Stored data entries
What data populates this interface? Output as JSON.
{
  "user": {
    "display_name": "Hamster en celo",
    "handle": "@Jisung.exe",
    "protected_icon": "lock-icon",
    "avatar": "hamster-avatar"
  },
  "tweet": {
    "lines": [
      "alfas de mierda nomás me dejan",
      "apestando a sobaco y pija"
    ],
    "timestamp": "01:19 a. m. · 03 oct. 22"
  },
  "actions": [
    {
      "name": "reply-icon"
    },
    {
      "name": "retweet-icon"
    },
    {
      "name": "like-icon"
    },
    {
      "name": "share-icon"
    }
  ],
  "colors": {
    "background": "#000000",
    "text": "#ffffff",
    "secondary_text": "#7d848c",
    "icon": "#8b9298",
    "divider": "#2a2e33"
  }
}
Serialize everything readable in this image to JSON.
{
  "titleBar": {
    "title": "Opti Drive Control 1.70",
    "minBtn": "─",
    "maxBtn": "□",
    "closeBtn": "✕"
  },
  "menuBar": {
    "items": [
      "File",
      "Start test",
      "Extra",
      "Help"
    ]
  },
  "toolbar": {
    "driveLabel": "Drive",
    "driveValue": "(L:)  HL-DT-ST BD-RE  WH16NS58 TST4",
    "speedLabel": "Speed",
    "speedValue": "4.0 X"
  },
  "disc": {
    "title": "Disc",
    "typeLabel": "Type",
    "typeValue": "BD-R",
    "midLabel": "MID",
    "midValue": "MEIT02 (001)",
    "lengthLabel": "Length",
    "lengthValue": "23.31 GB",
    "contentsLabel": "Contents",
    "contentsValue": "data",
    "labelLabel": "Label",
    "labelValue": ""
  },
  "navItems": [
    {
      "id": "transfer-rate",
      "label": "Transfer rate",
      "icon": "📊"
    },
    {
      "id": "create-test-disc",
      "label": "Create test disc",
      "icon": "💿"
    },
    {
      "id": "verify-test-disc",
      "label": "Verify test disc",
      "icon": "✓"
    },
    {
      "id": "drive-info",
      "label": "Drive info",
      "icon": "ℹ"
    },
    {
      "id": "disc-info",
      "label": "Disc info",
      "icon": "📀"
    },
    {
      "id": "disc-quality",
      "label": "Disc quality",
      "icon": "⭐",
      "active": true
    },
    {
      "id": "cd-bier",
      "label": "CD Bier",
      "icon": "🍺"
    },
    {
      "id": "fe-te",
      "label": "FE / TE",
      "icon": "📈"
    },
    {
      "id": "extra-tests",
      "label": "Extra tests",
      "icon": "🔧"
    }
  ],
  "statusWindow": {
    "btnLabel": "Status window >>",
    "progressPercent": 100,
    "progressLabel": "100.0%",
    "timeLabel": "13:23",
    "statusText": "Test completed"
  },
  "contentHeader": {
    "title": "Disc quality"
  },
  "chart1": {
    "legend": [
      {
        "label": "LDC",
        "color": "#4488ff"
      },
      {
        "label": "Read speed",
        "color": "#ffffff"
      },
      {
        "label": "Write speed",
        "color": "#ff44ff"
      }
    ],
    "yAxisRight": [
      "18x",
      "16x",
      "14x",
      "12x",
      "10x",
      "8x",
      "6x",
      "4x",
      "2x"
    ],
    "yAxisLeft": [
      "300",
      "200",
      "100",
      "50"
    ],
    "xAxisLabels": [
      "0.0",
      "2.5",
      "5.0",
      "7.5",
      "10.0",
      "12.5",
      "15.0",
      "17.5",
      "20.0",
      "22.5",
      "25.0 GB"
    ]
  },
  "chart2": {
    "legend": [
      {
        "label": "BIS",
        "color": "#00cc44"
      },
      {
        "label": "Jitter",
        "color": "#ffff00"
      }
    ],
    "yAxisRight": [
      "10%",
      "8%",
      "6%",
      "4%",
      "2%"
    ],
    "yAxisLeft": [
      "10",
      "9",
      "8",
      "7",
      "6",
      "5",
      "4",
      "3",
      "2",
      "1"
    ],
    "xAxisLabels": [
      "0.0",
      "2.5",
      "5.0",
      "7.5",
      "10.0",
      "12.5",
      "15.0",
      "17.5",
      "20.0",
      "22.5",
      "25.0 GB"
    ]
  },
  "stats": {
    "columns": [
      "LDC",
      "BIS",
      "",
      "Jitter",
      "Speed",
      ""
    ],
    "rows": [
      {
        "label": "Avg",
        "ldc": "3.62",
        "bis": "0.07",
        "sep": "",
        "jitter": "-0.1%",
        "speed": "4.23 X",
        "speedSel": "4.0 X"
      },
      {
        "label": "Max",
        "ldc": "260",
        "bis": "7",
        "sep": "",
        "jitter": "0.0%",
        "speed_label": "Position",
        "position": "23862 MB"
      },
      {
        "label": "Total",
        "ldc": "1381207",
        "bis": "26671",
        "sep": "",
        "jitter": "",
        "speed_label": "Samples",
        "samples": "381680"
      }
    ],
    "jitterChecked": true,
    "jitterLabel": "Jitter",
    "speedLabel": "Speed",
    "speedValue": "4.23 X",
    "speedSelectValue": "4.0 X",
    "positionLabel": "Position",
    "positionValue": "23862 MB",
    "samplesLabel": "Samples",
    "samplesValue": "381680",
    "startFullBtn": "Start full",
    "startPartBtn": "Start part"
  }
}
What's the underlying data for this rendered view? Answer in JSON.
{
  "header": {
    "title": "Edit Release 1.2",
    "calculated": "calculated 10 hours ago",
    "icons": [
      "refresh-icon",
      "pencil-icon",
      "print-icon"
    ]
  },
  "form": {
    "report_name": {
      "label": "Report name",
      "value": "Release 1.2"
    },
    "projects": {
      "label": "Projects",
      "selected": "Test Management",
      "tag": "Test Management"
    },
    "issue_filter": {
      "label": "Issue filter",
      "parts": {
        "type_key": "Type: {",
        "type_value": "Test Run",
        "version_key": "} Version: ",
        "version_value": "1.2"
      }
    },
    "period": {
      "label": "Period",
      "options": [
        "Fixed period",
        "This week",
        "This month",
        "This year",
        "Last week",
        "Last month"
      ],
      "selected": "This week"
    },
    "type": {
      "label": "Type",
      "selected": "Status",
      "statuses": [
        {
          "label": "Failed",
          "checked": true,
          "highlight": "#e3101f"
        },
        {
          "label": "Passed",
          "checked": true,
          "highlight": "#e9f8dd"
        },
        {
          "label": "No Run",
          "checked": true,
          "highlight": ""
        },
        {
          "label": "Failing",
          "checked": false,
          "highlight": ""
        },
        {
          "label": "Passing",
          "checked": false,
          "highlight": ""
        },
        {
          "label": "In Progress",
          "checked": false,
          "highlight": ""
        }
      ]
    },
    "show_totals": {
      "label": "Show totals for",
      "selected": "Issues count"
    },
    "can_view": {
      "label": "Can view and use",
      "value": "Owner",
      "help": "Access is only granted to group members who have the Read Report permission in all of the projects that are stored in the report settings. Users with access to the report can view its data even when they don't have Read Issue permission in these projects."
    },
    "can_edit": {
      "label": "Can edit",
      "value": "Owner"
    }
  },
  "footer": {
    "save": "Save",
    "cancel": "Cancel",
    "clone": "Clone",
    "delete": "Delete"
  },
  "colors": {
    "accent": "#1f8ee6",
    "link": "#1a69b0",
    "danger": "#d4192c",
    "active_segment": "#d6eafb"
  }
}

#### WORK REQUIRED
Copy out each line above, character for character.

#### ANSWER TO THIS TASK
What data populates this interface? Output as JSON.
{
  "user": {
    "display_name": "Hamster en celo",
    "handle": "@Jisung.exe",
    "protected_icon": "lock-icon",
    "avatar": "hamster-avatar"
  },
  "tweet": {
    "lines": [
      "alfas de mierda nomás me dejan",
      "apestando a sobaco y pija"
    ],
    "timestamp": "01:19 a. m. · 03 oct. 22"
  },
  "actions": [
    {
      "name": "reply-icon"
    },
    {
      "name": "retweet-icon"
    },
    {
      "name": "like-icon"
    },
    {
      "name": "share-icon"
    }
  ],
  "colors": {
    "background": "#000000",
    "text": "#ffffff",
    "secondary_text": "#7d848c",
    "icon": "#8b9298",
    "divider": "#2a2e33"
  }
}
Serialize everything readable in this image to JSON.
{
  "titleBar": {
    "title": "Opti Drive Control 1.70",
    "minBtn": "─",
    "maxBtn": "□",
    "closeBtn": "✕"
  },
  "menuBar": {
    "items": [
      "File",
      "Start test",
      "Extra",
      "Help"
    ]
  },
  "toolbar": {
    "driveLabel": "Drive",
    "driveValue": "(L:)  HL-DT-ST BD-RE  WH16NS58 TST4",
    "speedLabel": "Speed",
    "speedValue": "4.0 X"
  },
  "disc": {
    "title": "Disc",
    "typeLabel": "Type",
    "typeValue": "BD-R",
    "midLabel": "MID",
    "midValue": "MEIT02 (001)",
    "lengthLabel": "Length",
    "lengthValue": "23.31 GB",
    "contentsLabel": "Contents",
    "contentsValue": "data",
    "labelLabel": "Label",
    "labelValue": ""
  },
  "navItems": [
    {
      "id": "transfer-rate",
      "label": "Transfer rate",
      "icon": "📊"
    },
    {
      "id": "create-test-disc",
      "label": "Create test disc",
      "icon": "💿"
    },
    {
      "id": "verify-test-disc",
      "label": "Verify test disc",
      "icon": "✓"
    },
    {
      "id": "drive-info",
      "label": "Drive info",
      "icon": "ℹ"
    },
    {
      "id": "disc-info",
      "label": "Disc info",
      "icon": "📀"
    },
    {
      "id": "disc-quality",
      "label": "Disc quality",
      "icon": "⭐",
      "active": true
    },
    {
      "id": "cd-bier",
      "label": "CD Bier",
      "icon": "🍺"
    },
    {
      "id": "fe-te",
      "label": "FE / TE",
      "icon": "📈"
    },
    {
      "id": "extra-tests",
      "label": "Extra tests",
      "icon": "🔧"
    }
  ],
  "statusWindow": {
    "btnLabel": "Status window >>",
    "progressPercent": 100,
    "progressLabel": "100.0%",
    "timeLabel": "13:23",
    "statusText": "Test completed"
  },
  "contentHeader": {
    "title": "Disc quality"
  },
  "chart1": {
    "legend": [
      {
        "label": "LDC",
        "color": "#4488ff"
      },
      {
        "label": "Read speed",
        "color": "#ffffff"
      },
      {
        "label": "Write speed",
        "color": "#ff44ff"
      }
    ],
    "yAxisRight": [
      "18x",
      "16x",
      "14x",
      "12x",
      "10x",
      "8x",
      "6x",
      "4x",
      "2x"
    ],
    "yAxisLeft": [
      "300",
      "200",
      "100",
      "50"
    ],
    "xAxisLabels": [
      "0.0",
      "2.5",
      "5.0",
      "7.5",
      "10.0",
      "12.5",
      "15.0",
      "17.5",
      "20.0",
      "22.5",
      "25.0 GB"
    ]
  },
  "chart2": {
    "legend": [
      {
        "label": "BIS",
        "color": "#00cc44"
      },
      {
        "label": "Jitter",
        "color": "#ffff00"
      }
    ],
    "yAxisRight": [
      "10%",
      "8%",
      "6%",
      "4%",
      "2%"
    ],
    "yAxisLeft": [
      "10",
      "9",
      "8",
      "7",
      "6",
      "5",
      "4",
      "3",
      "2",
      "1"
    ],
    "xAxisLabels": [
      "0.0",
      "2.5",
      "5.0",
      "7.5",
      "10.0",
      "12.5",
      "15.0",
      "17.5",
      "20.0",
      "22.5",
      "25.0 GB"
    ]
  },
  "stats": {
    "columns": [
      "LDC",
      "BIS",
      "",
      "Jitter",
      "Speed",
      ""
    ],
    "rows": [
      {
        "label": "Avg",
        "ldc": "3.62",
        "bis": "0.07",
        "sep": "",
        "jitter": "-0.1%",
        "speed": "4.23 X",
        "speedSel": "4.0 X"
      },
      {
        "label": "Max",
        "ldc": "260",
        "bis": "7",
        "sep": "",
        "jitter": "0.0%",
        "speed_label": "Position",
        "position": "23862 MB"
      },
      {
        "label": "Total",
        "ldc": "1381207",
        "bis": "26671",
        "sep": "",
        "jitter": "",
        "speed_label": "Samples",
        "samples": "381680"
      }
    ],
    "jitterChecked": true,
    "jitterLabel": "Jitter",
    "speedLabel": "Speed",
    "speedValue": "4.23 X",
    "speedSelectValue": "4.0 X",
    "positionLabel": "Position",
    "positionValue": "23862 MB",
    "samplesLabel": "Samples",
    "samplesValue": "381680",
    "startFullBtn": "Start full",
    "startPartBtn": "Start part"
  }
}
What's the underlying data for this rendered view? Answer in JSON.
{
  "header": {
    "title": "Edit Release 1.2",
    "calculated": "calculated 10 hours ago",
    "icons": [
      "refresh-icon",
      "pencil-icon",
      "print-icon"
    ]
  },
  "form": {
    "report_name": {
      "label": "Report name",
      "value": "Release 1.2"
    },
    "projects": {
      "label": "Projects",
      "selected": "Test Management",
      "tag": "Test Management"
    },
    "issue_filter": {
      "label": "Issue filter",
      "parts": {
        "type_key": "Type: {",
        "type_value": "Test Run",
        "version_key": "} Version: ",
        "version_value": "1.2"
      }
    },
    "period": {
      "label": "Period",
      "options": [
        "Fixed period",
        "This week",
        "This month",
        "This year",
        "Last week",
        "Last month"
      ],
      "selected": "This week"
    },
    "type": {
      "label": "Type",
      "selected": "Status",
      "statuses": [
        {
          "label": "Failed",
          "checked": true,
          "highlight": "#e3101f"
        },
        {
          "label": "Passed",
          "checked": true,
          "highlight": "#e9f8dd"
        },
        {
          "label": "No Run",
          "checked": true,
          "highlight": ""
        },
        {
          "label": "Failing",
          "checked": false,
          "highlight": ""
        },
        {
          "label": "Passing",
          "checked": false,
          "highlight": ""
        },
        {
          "label": "In Progress",
          "checked": false,
          "highlight": ""
        }
      ]
    },
    "show_totals": {
      "label": "Show totals for",
      "selected": "Issues count"
    },
    "can_view": {
      "label": "Can view and use",
      "value": "Owner",
      "help": "Access is only granted to group members who have the Read Report permission in all of the projects that are stored in the report settings. Users with access to the report can view its data even when they don't have Read Issue permission in these projects."
    },
    "can_edit": {
      "label": "Can edit",
      "value": "Owner"
    }
  },
  "footer": {
    "save": "Save",
    "cancel": "Cancel",
    "clone": "Clone",
    "delete": "Delete"
  },
  "colors": {
    "accent": "#1f8ee6",
    "link": "#1a69b0",
    "danger": "#d4192c",
    "active_segment": "#d6eafb"
  }
}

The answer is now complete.